- Task directions -
What is needed is the run of lines from the one with "Convert this screenshot" through the close of the data, set down exactly.

(Records from a collection)
[start]
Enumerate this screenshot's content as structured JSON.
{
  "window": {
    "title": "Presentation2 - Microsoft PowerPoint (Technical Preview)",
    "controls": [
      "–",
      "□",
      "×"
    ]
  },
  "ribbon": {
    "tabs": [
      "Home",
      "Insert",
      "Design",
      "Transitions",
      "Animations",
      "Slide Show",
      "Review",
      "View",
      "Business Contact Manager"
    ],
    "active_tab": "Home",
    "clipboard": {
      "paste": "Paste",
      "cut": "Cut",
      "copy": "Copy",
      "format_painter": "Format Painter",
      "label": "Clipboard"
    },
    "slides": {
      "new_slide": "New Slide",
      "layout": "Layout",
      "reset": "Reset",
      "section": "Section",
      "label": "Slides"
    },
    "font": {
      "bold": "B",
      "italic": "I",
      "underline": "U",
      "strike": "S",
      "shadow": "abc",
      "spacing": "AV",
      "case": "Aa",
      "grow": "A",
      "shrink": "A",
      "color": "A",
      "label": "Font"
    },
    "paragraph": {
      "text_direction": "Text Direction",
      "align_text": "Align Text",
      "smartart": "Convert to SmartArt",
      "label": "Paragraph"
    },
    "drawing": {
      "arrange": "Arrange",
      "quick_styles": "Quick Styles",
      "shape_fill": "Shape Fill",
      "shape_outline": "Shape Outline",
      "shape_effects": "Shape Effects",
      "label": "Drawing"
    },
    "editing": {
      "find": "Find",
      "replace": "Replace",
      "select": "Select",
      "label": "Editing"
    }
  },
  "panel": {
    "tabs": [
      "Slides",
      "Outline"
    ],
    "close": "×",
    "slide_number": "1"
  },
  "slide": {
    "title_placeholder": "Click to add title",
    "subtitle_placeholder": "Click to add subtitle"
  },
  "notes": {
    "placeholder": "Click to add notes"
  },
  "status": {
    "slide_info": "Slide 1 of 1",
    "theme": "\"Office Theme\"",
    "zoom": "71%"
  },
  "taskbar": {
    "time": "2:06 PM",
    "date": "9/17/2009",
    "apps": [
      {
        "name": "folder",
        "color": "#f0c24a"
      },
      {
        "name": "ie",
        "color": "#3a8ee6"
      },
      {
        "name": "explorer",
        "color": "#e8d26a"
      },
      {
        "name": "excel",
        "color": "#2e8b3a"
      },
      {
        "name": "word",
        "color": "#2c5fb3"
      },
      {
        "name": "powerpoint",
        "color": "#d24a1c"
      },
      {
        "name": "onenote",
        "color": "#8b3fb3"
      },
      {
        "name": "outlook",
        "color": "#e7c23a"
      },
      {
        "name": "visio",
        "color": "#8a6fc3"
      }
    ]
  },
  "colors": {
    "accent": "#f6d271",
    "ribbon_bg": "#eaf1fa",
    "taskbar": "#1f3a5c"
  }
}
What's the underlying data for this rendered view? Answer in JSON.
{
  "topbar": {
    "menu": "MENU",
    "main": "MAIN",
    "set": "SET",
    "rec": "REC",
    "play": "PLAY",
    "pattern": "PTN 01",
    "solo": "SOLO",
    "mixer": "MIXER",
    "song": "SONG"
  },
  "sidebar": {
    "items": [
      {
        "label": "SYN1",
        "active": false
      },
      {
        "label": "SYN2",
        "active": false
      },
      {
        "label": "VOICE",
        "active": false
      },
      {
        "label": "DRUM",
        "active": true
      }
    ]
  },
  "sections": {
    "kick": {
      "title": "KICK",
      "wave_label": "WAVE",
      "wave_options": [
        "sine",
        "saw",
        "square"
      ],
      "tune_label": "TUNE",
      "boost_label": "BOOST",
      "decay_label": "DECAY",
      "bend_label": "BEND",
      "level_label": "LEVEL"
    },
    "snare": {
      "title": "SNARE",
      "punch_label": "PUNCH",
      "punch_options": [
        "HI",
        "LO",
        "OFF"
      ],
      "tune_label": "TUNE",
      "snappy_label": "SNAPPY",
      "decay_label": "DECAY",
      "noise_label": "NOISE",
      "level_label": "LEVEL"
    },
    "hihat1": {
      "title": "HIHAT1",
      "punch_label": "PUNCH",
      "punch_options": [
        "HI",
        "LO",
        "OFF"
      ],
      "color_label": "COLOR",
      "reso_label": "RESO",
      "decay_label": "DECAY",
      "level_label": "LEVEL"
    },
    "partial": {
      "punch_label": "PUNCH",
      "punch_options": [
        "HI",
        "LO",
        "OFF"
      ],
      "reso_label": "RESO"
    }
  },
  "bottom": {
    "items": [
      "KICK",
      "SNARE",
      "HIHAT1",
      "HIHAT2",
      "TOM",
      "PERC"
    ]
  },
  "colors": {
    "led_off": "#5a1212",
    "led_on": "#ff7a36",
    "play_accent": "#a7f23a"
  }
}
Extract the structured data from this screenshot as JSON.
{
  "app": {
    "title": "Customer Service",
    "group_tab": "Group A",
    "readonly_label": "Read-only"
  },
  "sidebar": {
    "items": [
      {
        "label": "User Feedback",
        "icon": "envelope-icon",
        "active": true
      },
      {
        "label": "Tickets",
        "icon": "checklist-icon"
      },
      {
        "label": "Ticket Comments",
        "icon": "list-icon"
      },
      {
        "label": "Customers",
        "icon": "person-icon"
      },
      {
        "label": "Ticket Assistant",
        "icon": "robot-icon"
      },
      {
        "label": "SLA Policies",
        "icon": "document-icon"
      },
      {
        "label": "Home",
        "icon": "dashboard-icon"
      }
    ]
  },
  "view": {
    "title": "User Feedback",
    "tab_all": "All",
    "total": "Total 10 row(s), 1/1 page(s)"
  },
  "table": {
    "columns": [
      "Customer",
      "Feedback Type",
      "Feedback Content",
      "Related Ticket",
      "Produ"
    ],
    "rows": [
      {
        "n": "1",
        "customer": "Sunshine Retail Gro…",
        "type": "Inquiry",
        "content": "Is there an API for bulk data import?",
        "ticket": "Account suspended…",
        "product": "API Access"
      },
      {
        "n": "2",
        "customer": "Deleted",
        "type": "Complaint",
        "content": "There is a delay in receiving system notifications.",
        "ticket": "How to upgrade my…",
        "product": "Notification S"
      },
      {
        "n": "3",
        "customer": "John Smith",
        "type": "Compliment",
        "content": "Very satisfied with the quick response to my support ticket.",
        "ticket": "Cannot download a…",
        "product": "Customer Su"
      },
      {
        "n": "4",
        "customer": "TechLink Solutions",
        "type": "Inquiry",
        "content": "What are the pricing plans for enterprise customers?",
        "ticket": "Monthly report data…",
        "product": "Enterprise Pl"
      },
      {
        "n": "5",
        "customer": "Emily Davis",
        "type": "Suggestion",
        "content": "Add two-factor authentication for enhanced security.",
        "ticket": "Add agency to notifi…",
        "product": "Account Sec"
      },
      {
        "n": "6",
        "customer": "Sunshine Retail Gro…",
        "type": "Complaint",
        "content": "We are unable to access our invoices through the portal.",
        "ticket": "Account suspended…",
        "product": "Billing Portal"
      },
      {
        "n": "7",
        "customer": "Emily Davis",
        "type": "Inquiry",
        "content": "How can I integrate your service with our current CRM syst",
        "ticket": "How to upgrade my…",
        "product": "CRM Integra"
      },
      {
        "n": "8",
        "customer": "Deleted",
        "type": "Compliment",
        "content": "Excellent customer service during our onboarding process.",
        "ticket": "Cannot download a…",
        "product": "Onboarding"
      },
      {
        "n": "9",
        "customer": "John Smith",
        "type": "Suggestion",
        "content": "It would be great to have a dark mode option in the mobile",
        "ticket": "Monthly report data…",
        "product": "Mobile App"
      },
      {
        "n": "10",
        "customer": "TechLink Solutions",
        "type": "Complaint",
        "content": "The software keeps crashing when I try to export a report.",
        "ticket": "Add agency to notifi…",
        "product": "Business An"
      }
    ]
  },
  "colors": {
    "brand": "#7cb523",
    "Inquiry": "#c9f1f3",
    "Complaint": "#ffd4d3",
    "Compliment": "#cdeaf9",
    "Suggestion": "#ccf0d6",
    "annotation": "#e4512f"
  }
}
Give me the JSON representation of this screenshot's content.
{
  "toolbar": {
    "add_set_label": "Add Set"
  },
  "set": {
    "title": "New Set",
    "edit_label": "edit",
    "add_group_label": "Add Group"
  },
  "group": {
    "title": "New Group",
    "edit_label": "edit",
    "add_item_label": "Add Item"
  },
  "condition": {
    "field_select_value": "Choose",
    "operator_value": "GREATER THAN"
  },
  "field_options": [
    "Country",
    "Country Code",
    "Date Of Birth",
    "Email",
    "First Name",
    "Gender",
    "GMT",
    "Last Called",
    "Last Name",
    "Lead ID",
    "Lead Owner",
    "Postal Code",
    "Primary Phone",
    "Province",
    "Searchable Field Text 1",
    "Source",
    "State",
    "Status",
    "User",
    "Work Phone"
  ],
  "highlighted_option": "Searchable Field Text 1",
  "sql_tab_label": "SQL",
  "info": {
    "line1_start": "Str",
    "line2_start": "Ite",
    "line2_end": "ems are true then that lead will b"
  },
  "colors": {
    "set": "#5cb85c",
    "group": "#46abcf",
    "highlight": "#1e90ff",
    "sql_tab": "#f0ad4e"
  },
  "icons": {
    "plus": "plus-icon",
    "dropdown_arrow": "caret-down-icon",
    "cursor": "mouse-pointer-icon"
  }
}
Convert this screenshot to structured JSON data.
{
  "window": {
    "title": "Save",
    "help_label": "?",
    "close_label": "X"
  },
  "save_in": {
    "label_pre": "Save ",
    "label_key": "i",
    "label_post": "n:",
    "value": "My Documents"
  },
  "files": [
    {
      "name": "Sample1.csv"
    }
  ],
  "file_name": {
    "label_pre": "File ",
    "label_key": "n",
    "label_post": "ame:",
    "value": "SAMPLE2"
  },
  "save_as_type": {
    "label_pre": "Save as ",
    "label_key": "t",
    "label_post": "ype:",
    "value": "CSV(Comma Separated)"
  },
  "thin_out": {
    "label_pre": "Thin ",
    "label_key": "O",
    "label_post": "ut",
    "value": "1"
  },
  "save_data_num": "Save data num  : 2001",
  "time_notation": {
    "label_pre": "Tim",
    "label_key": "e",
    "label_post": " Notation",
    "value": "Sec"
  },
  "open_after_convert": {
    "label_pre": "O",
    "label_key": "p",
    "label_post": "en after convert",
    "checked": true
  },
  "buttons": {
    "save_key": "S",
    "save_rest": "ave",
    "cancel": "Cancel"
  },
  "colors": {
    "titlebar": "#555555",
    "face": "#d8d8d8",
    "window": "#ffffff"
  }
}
[end]
- Written answer -
Convert this screenshot to structured JSON data.
{
  "window": {
    "title": "Save",
    "help_label": "?",
    "close_label": "X"
  },
  "save_in": {
    "label_pre": "Save ",
    "label_key": "i",
    "label_post": "n:",
    "value": "My Documents"
  },
  "files": [
    {
      "name": "Sample1.csv"
    }
  ],
  "file_name": {
    "label_pre": "File ",
    "label_key": "n",
    "label_post": "ame:",
    "value": "SAMPLE2"
  },
  "save_as_type": {
    "label_pre": "Save as ",
    "label_key": "t",
    "label_post": "ype:",
    "value": "CSV(Comma Separated)"
  },
  "thin_out": {
    "label_pre": "Thin ",
    "label_key": "O",
    "label_post": "ut",
    "value": "1"
  },
  "save_data_num": "Save data num  : 2001",
  "time_notation": {
    "label_pre": "Tim",
    "label_key": "e",
    "label_post": " Notation",
    "value": "Sec"
  },
  "open_after_convert": {
    "label_pre": "O",
    "label_key": "p",
    "label_post": "en after convert",
    "checked": true
  },
  "buttons": {
    "save_key": "S",
    "save_rest": "ave",
    "cancel": "Cancel"
  },
  "colors": {
    "titlebar": "#555555",
    "face": "#d8d8d8",
    "window": "#ffffff"
  }
}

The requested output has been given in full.